| TASK OBJECTIVE |
Please answer from the article about emergency alerts on Canadian phones: compatible phones on what kind of network will be made to sound the alarm?

A man looks at his phone as he walks along the Samsung stand during the Mobile World Congress wireless show in Barcelona, Spain, on February 27, 2017. Canada’s wireless providers are preparing for a looming update to the National Public Alerting System that will force smartphones to sound an ominous alarm when an emergency alert is triggered. In a case of emergencies including Amber Alerts, forest fires, natural disasters, terrorist attacks or severe weather, officials will be able to send a localized alert that will compel compatible phones on an LTE network to emit an alarm — the same shrill beeping that accompanies TV and radio emergency alerts — and display a bilingual text warning. THE CANADIAN PRESS/AP, Emilio Morenatti

No opting out: Canadians to get emergency alerts on their phones soon

Canada’s wireless providers are preparing for a looming update to the National Public Alerting System

Canada’s wireless providers are preparing for a looming update to the National Public Alerting System that will force smartphones to sound an ominous alarm when an emergency alert is triggered.

| DATASET ENTRIES |
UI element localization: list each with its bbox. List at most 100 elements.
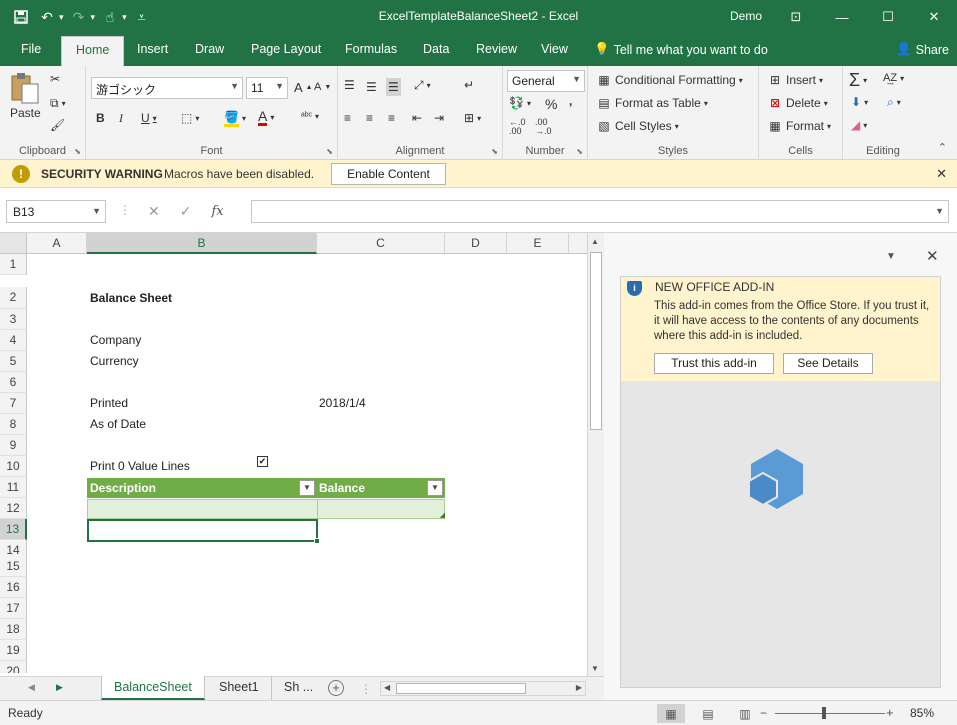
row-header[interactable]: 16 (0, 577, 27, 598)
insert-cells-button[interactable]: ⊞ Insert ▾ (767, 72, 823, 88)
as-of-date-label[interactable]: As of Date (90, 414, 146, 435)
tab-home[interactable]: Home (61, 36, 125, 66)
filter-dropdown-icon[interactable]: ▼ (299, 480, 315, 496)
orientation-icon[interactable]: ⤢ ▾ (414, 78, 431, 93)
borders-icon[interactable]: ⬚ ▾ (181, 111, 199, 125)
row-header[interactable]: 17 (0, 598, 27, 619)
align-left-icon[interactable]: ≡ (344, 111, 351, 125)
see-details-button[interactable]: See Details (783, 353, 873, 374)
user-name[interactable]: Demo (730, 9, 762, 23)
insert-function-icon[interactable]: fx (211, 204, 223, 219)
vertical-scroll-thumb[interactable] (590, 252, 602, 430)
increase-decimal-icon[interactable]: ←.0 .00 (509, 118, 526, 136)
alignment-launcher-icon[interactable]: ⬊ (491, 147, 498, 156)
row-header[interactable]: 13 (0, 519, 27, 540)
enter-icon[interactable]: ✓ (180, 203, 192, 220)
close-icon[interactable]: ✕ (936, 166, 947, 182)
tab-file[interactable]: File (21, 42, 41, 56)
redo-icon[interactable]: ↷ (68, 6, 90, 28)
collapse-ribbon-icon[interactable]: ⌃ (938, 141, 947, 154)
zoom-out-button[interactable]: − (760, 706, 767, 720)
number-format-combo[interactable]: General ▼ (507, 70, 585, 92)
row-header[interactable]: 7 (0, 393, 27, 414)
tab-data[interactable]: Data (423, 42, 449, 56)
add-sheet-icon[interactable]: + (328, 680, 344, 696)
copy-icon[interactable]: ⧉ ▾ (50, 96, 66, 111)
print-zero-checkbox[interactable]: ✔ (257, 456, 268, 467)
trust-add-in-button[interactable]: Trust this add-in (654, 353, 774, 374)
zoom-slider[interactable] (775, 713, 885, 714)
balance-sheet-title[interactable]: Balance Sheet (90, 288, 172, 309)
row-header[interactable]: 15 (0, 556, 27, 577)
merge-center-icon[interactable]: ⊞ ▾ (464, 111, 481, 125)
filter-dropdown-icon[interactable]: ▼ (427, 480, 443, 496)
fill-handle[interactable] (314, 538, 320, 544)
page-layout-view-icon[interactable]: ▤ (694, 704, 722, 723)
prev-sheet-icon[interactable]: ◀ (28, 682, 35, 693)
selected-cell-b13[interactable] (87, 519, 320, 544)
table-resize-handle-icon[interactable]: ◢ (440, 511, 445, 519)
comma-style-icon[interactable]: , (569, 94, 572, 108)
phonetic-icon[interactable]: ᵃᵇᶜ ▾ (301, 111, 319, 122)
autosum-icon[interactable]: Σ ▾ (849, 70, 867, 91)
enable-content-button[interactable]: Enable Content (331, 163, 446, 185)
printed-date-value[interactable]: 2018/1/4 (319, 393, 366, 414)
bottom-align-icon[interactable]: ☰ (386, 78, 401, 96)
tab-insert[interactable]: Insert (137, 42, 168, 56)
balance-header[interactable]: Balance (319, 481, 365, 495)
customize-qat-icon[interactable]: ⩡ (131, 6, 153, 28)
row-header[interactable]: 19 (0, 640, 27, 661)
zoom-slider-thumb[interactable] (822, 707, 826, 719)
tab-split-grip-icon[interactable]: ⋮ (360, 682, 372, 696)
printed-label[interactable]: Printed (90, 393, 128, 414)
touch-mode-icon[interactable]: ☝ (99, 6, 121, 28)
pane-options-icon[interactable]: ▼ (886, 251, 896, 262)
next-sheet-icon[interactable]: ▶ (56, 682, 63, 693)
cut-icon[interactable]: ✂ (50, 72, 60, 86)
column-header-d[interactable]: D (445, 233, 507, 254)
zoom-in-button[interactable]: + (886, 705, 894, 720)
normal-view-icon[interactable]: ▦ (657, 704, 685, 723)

| WRITTEN RESPONSE |
An LTE network.